**Work instructions:** Transcribe the records that follow in their entirety, omitting any pictures.

**Given records:**

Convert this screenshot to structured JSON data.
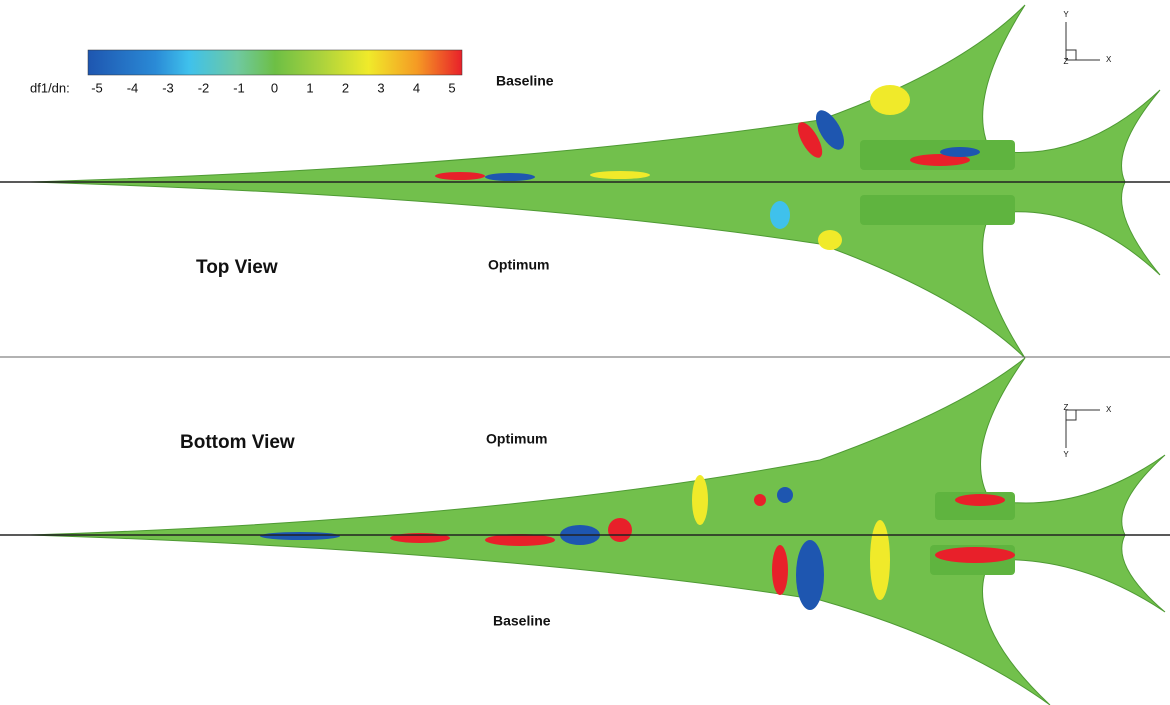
{
  "colorbar": {
    "label": "df1/dn:",
    "ticks": [
      "-5",
      "-4",
      "-3",
      "-2",
      "-1",
      "0",
      "1",
      "2",
      "3",
      "4",
      "5"
    ]
  },
  "top_view": {
    "title": "Top View",
    "upper_label": "Baseline",
    "lower_label": "Optimum",
    "axes": {
      "vertical": "Y",
      "origin": "Z",
      "horizontal": "X"
    }
  },
  "bottom_view": {
    "title": "Bottom View",
    "upper_label": "Optimum",
    "lower_label": "Baseline",
    "axes": {
      "vertical": "Y",
      "origin": "Z",
      "horizontal": "X"
    }
  }
}
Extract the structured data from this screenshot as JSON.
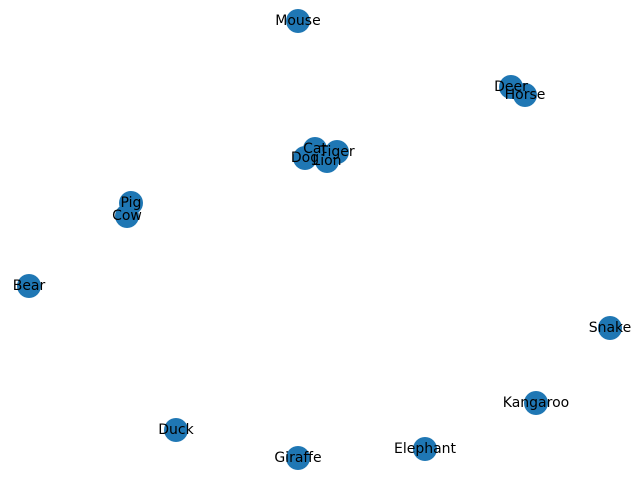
{
  "style": {
    "node_color": "#1f77b4",
    "label_color": "#000000",
    "background": "#ffffff"
  },
  "nodes": [
    {
      "label": "Mouse"
    },
    {
      "label": "Deer"
    },
    {
      "label": "Horse"
    },
    {
      "label": "Cat"
    },
    {
      "label": "Tiger"
    },
    {
      "label": "Dog"
    },
    {
      "label": "Lion"
    },
    {
      "label": "Pig"
    },
    {
      "label": "Cow"
    },
    {
      "label": "Bear"
    },
    {
      "label": "Snake"
    },
    {
      "label": "Kangaroo"
    },
    {
      "label": "Duck"
    },
    {
      "label": "Elephant"
    },
    {
      "label": "Giraffe"
    }
  ]
}
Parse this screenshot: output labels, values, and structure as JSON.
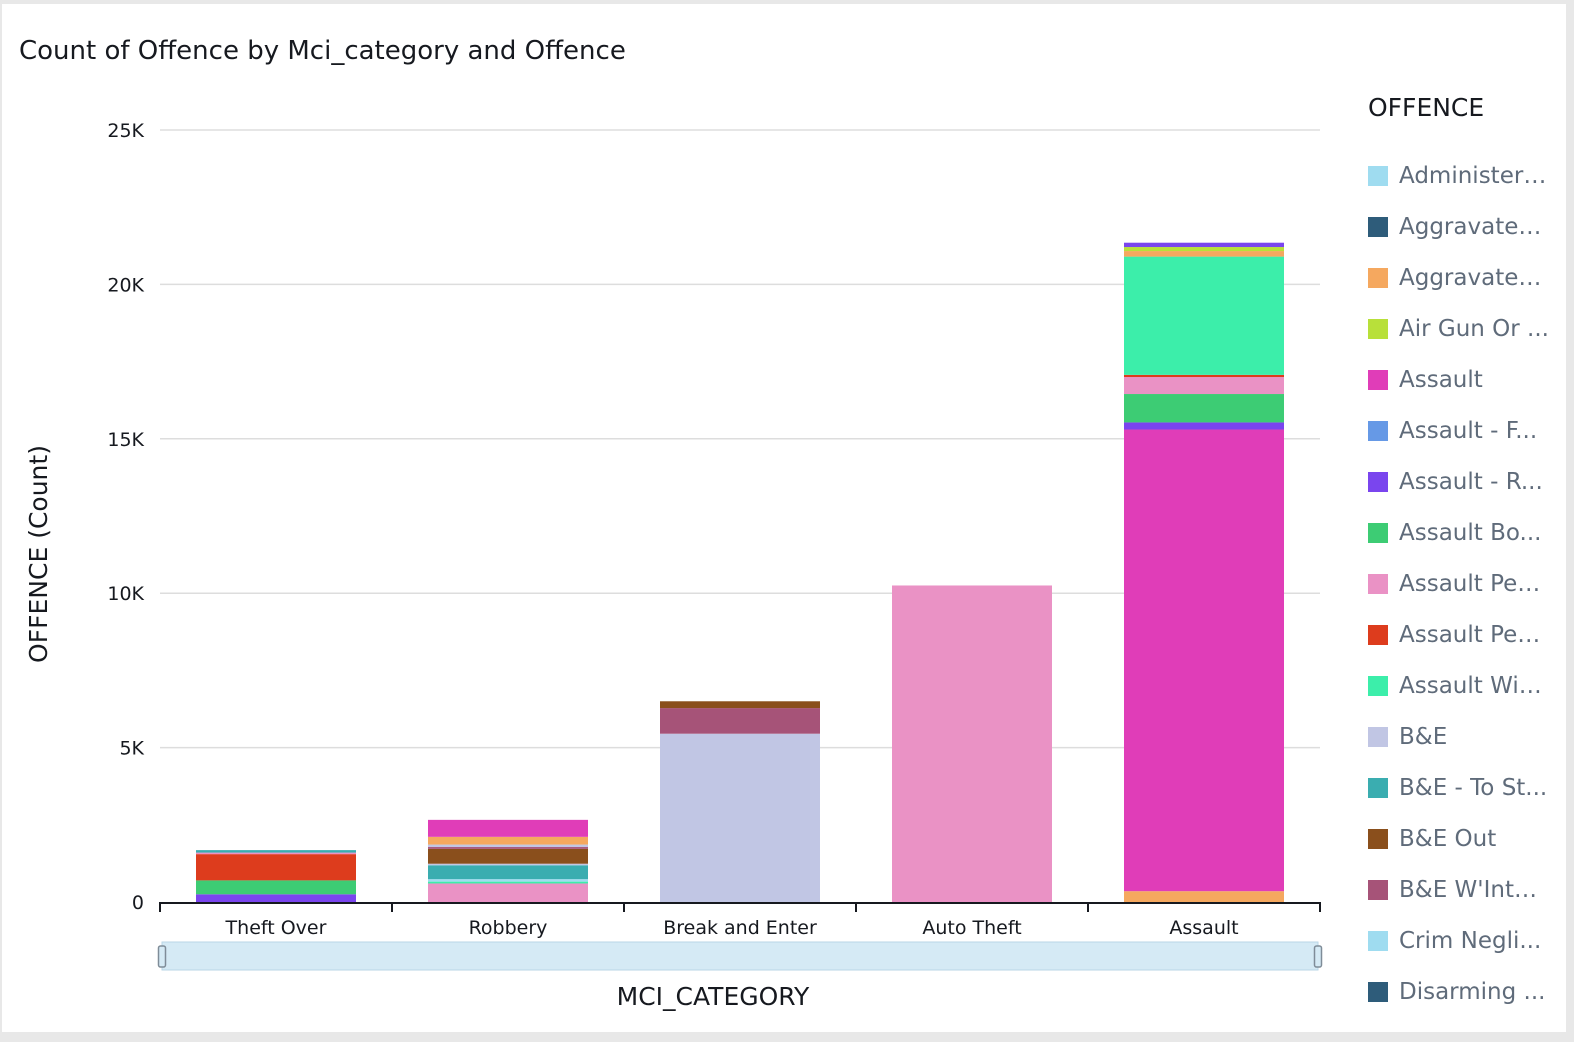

**Result below:**
Convert this screenshot to structured JSON data.
{
  "colorbar": {
    "label": "df1/dn:",
    "ticks": [
      "-5",
      "-4",
      "-3",
      "-2",
      "-1",
      "0",
      "1",
      "2",
      "3",
      "4",
      "5"
    ]
  },
  "top_view": {
    "title": "Top View",
    "upper_label": "Baseline",
    "lower_label": "Optimum",
    "axes": {
      "vertical": "Y",
      "origin": "Z",
      "horizontal": "X"
    }
  },
  "bottom_view": {
    "title": "Bottom View",
    "upper_label": "Optimum",
    "lower_label": "Baseline",
    "axes": {
      "vertical": "Y",
      "origin": "Z",
      "horizontal": "X"
    }
  }
}
Extract the structured data from this screenshot as JSON.
{
  "style": {
    "node_color": "#1f77b4",
    "label_color": "#000000",
    "background": "#ffffff"
  },
  "nodes": [
    {
      "label": "Mouse"
    },
    {
      "label": "Deer"
    },
    {
      "label": "Horse"
    },
    {
      "label": "Cat"
    },
    {
      "label": "Tiger"
    },
    {
      "label": "Dog"
    },
    {
      "label": "Lion"
    },
    {
      "label": "Pig"
    },
    {
      "label": "Cow"
    },
    {
      "label": "Bear"
    },
    {
      "label": "Snake"
    },
    {
      "label": "Kangaroo"
    },
    {
      "label": "Duck"
    },
    {
      "label": "Elephant"
    },
    {
      "label": "Giraffe"
    }
  ]
}
Parse this screenshot: output labels, values, and structure as JSON.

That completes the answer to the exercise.